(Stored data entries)

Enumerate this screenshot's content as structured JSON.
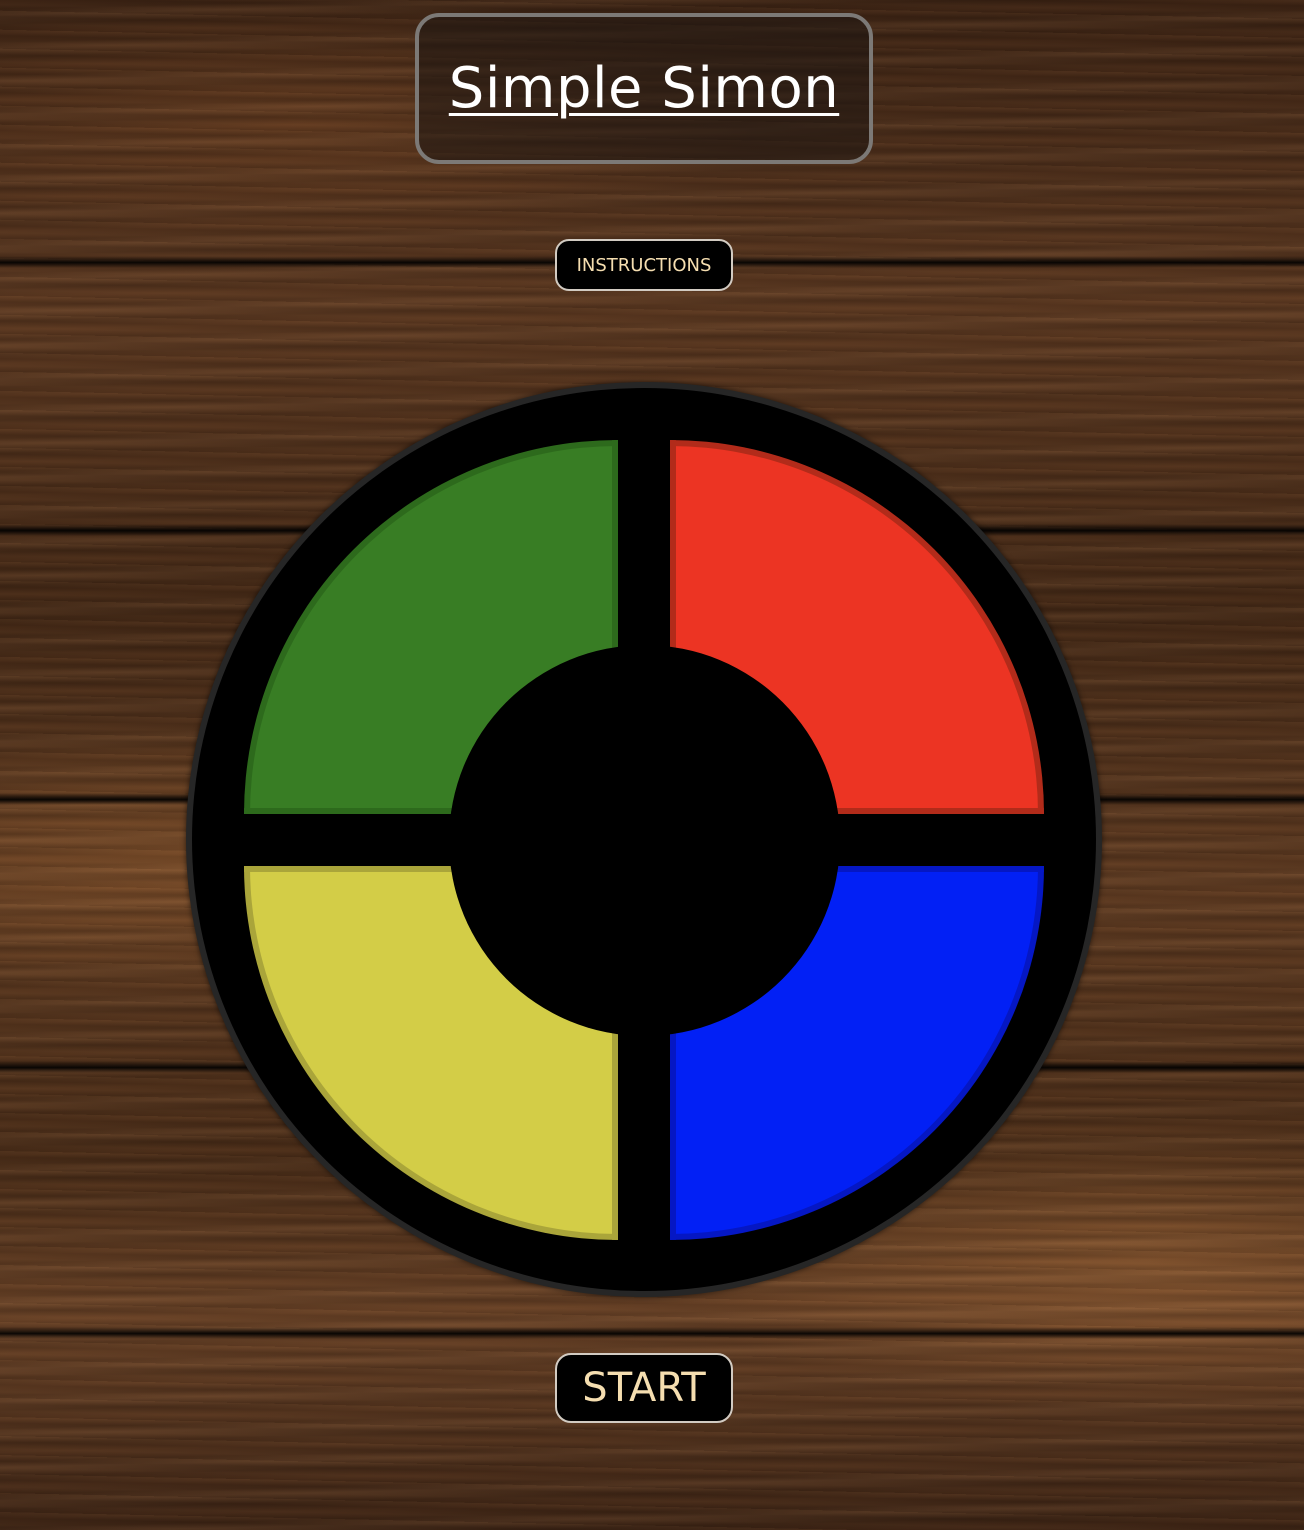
{
  "game": {
    "title": "Simple Simon",
    "instructions_label": "INSTRUCTIONS",
    "start_label": "START"
  },
  "pads": [
    {
      "color_name": "green",
      "color": "#387d24"
    },
    {
      "color_name": "red",
      "color": "#ec3423"
    },
    {
      "color_name": "yellow",
      "color": "#d3cd47"
    },
    {
      "color_name": "blue",
      "color": "#0220f5"
    }
  ],
  "theme": {
    "background": "wood",
    "button_background": "#000000",
    "button_text_color": "#f5deb0",
    "title_color": "#ffffff"
  }
}
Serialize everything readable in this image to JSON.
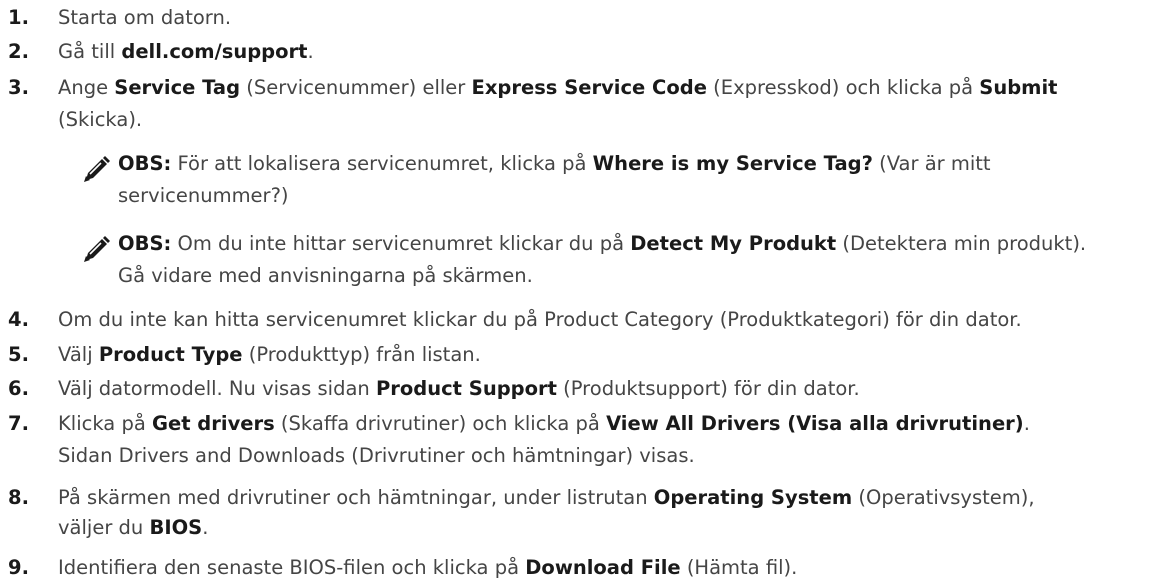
{
  "steps": [
    {
      "num": "1.",
      "parts": [
        "Starta om datorn."
      ]
    },
    {
      "num": "2.",
      "parts": [
        "Gå till ",
        "dell.com/support",
        "."
      ]
    },
    {
      "num": "3.",
      "line1": [
        "Ange ",
        "Service Tag",
        " (Servicenummer) eller ",
        "Express Service Code",
        " (Expresskod) och klicka på ",
        "Submit"
      ],
      "line2": "(Skicka)."
    },
    {
      "num": "4.",
      "parts": [
        "Om du inte kan hitta servicenumret klickar du på Product Category (Produktkategori) för din dator."
      ]
    },
    {
      "num": "5.",
      "parts": [
        "Välj ",
        "Product Type",
        " (Produkttyp) från listan."
      ]
    },
    {
      "num": "6.",
      "parts": [
        "Välj datormodell. Nu visas sidan ",
        "Product Support",
        " (Produktsupport) för din dator."
      ]
    },
    {
      "num": "7.",
      "parts": [
        "Klicka på ",
        "Get drivers",
        " (Skaffa drivrutiner) och klicka på ",
        "View All Drivers (Visa alla drivrutiner)",
        "."
      ],
      "line2": "Sidan Drivers and Downloads (Drivrutiner och hämtningar) visas."
    },
    {
      "num": "8.",
      "line1": [
        "På skärmen med drivrutiner och hämtningar, under listrutan ",
        "Operating System",
        " (Operativsystem),"
      ],
      "line2": [
        "väljer du ",
        "BIOS",
        "."
      ]
    },
    {
      "num": "9.",
      "parts": [
        "Identifiera den senaste BIOS-filen och klicka på ",
        "Download File",
        " (Hämta fil)."
      ]
    }
  ],
  "notes": [
    {
      "label": "OBS:",
      "line1": [
        " För att lokalisera servicenumret, klicka på ",
        "Where is my Service Tag?",
        " (Var är mitt"
      ],
      "line2": "servicenummer?)"
    },
    {
      "label": "OBS:",
      "line1": [
        " Om du inte hittar servicenumret klickar du på ",
        "Detect My Produkt",
        " (Detektera min produkt)."
      ],
      "line2": "Gå vidare med anvisningarna på skärmen."
    }
  ],
  "icons": {
    "note": "pencil-note-icon"
  }
}
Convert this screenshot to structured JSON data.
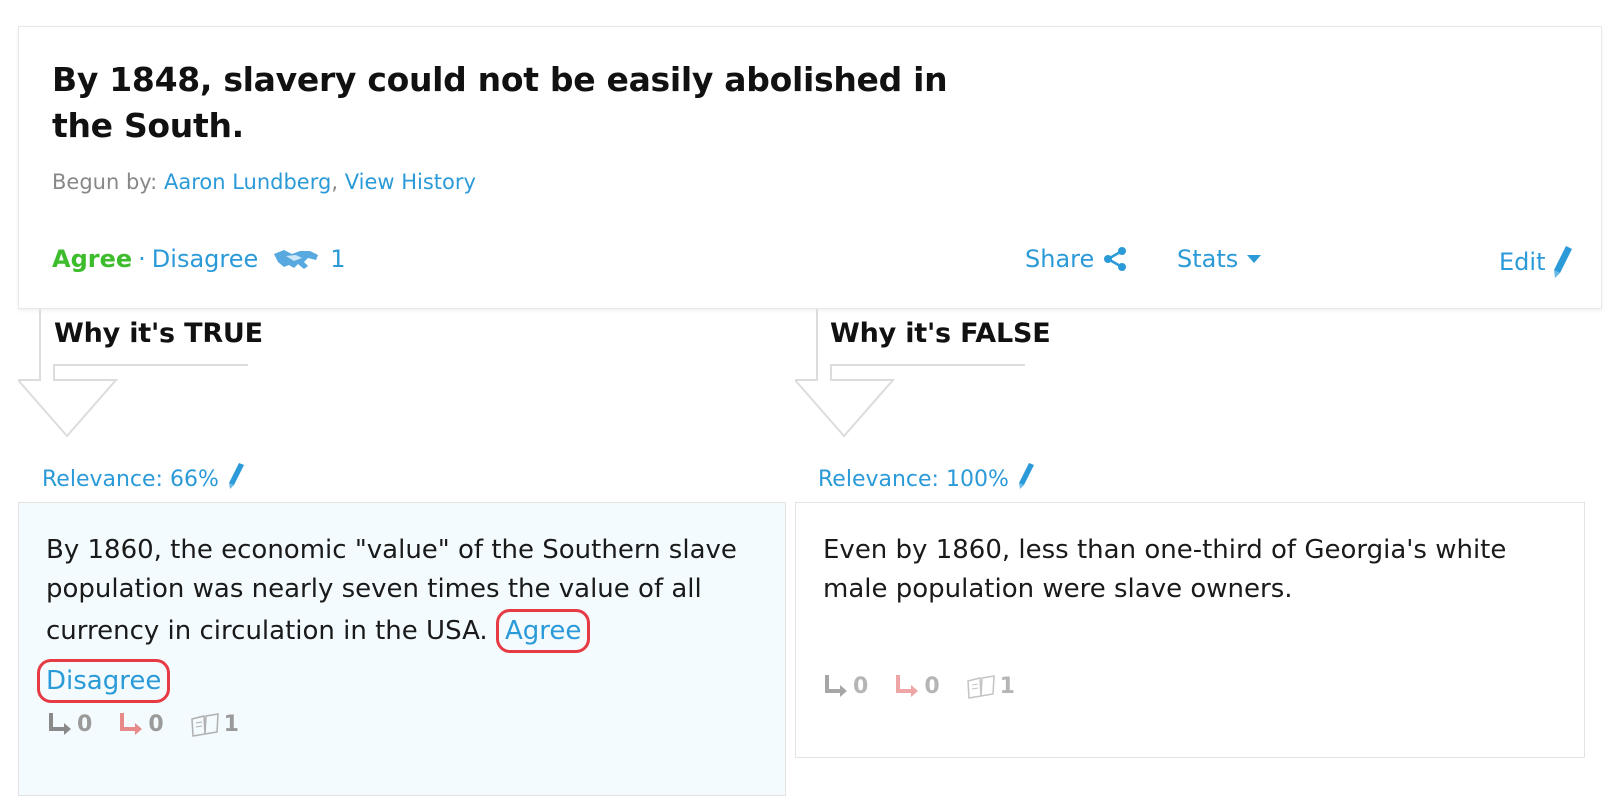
{
  "claim": {
    "title": "By 1848, slavery could not be easily abolished in the South.",
    "begun_by_label": "Begun by:",
    "author": "Aaron Lundberg",
    "separator": ",",
    "history_link": "View History",
    "agree": "Agree",
    "dot": "·",
    "disagree": "Disagree",
    "agree_count": "1",
    "share": "Share",
    "stats": "Stats",
    "edit": "Edit"
  },
  "pro": {
    "heading": "Why it's TRUE",
    "relevance": "Relevance: 66%",
    "text": "By 1860, the economic \"value\" of the Southern slave population was nearly seven times the value of all currency in circulation in the USA.",
    "agree": "Agree",
    "disagree": "Disagree",
    "support_count": "0",
    "oppose_count": "0",
    "source_count": "1"
  },
  "con": {
    "heading": "Why it's FALSE",
    "relevance": "Relevance: 100%",
    "text": "Even by 1860, less than one-third of Georgia's white male population were slave owners.",
    "support_count": "0",
    "oppose_count": "0",
    "source_count": "1"
  },
  "colors": {
    "link": "#2b9ad8",
    "agree": "#3dbd2c",
    "highlight_ring": "#e63b44",
    "oppose_arrow": "#e88a8a",
    "muted": "#9a9a9a"
  }
}
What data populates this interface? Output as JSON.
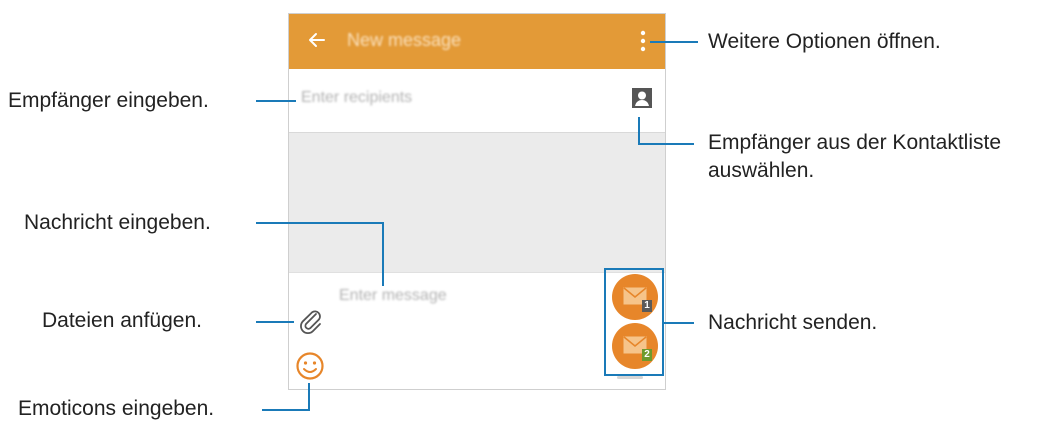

### SET EXERCISE
Return all of the entries exactly as written, but drop any pictures they hold.

### ANSWER FOR THE TASK
Enumerate this screenshot's content as structured JSON.
{
  "game": {
    "title": "Simple Simon",
    "instructions_label": "INSTRUCTIONS",
    "start_label": "START"
  },
  "pads": [
    {
      "color_name": "green",
      "color": "#387d24"
    },
    {
      "color_name": "red",
      "color": "#ec3423"
    },
    {
      "color_name": "yellow",
      "color": "#d3cd47"
    },
    {
      "color_name": "blue",
      "color": "#0220f5"
    }
  ],
  "theme": {
    "background": "wood",
    "button_background": "#000000",
    "button_text_color": "#f5deb0",
    "title_color": "#ffffff"
  }
}
Serialize everything readable in this image to JSON.
{
  "steps": [
    {
      "num": "1.",
      "parts": [
        "Starta om datorn."
      ]
    },
    {
      "num": "2.",
      "parts": [
        "Gå till ",
        "dell.com/support",
        "."
      ]
    },
    {
      "num": "3.",
      "line1": [
        "Ange ",
        "Service Tag",
        " (Servicenummer) eller ",
        "Express Service Code",
        " (Expresskod) och klicka på ",
        "Submit"
      ],
      "line2": "(Skicka)."
    },
    {
      "num": "4.",
      "parts": [
        "Om du inte kan hitta servicenumret klickar du på Product Category (Produktkategori) för din dator."
      ]
    },
    {
      "num": "5.",
      "parts": [
        "Välj ",
        "Product Type",
        " (Produkttyp) från listan."
      ]
    },
    {
      "num": "6.",
      "parts": [
        "Välj datormodell. Nu visas sidan ",
        "Product Support",
        " (Produktsupport) för din dator."
      ]
    },
    {
      "num": "7.",
      "parts": [
        "Klicka på ",
        "Get drivers",
        " (Skaffa drivrutiner) och klicka på ",
        "View All Drivers (Visa alla drivrutiner)",
        "."
      ],
      "line2": "Sidan Drivers and Downloads (Drivrutiner och hämtningar) visas."
    },
    {
      "num": "8.",
      "line1": [
        "På skärmen med drivrutiner och hämtningar, under listrutan ",
        "Operating System",
        " (Operativsystem),"
      ],
      "line2": [
        "väljer du ",
        "BIOS",
        "."
      ]
    },
    {
      "num": "9.",
      "parts": [
        "Identifiera den senaste BIOS-filen och klicka på ",
        "Download File",
        " (Hämta fil)."
      ]
    }
  ],
  "notes": [
    {
      "label": "OBS:",
      "line1": [
        " För att lokalisera servicenumret, klicka på ",
        "Where is my Service Tag?",
        " (Var är mitt"
      ],
      "line2": "servicenummer?)"
    },
    {
      "label": "OBS:",
      "line1": [
        " Om du inte hittar servicenumret klickar du på ",
        "Detect My Produkt",
        " (Detektera min produkt)."
      ],
      "line2": "Gå vidare med anvisningarna på skärmen."
    }
  ],
  "icons": {
    "note": "pencil-note-icon"
  }
}
Convert this screenshot to structured JSON data.
{
  "claim": {
    "title": "By 1848, slavery could not be easily abolished in the South.",
    "begun_by_label": "Begun by:",
    "author": "Aaron Lundberg",
    "separator": ",",
    "history_link": "View History",
    "agree": "Agree",
    "dot": "·",
    "disagree": "Disagree",
    "agree_count": "1",
    "share": "Share",
    "stats": "Stats",
    "edit": "Edit"
  },
  "pro": {
    "heading": "Why it's TRUE",
    "relevance": "Relevance: 66%",
    "text": "By 1860, the economic \"value\" of the Southern slave population was nearly seven times the value of all currency in circulation in the USA.",
    "agree": "Agree",
    "disagree": "Disagree",
    "support_count": "0",
    "oppose_count": "0",
    "source_count": "1"
  },
  "con": {
    "heading": "Why it's FALSE",
    "relevance": "Relevance: 100%",
    "text": "Even by 1860, less than one-third of Georgia's white male population were slave owners.",
    "support_count": "0",
    "oppose_count": "0",
    "source_count": "1"
  },
  "colors": {
    "link": "#2b9ad8",
    "agree": "#3dbd2c",
    "highlight_ring": "#e63b44",
    "oppose_arrow": "#e88a8a",
    "muted": "#9a9a9a"
  }
}
What data populates this interface? Output as JSON.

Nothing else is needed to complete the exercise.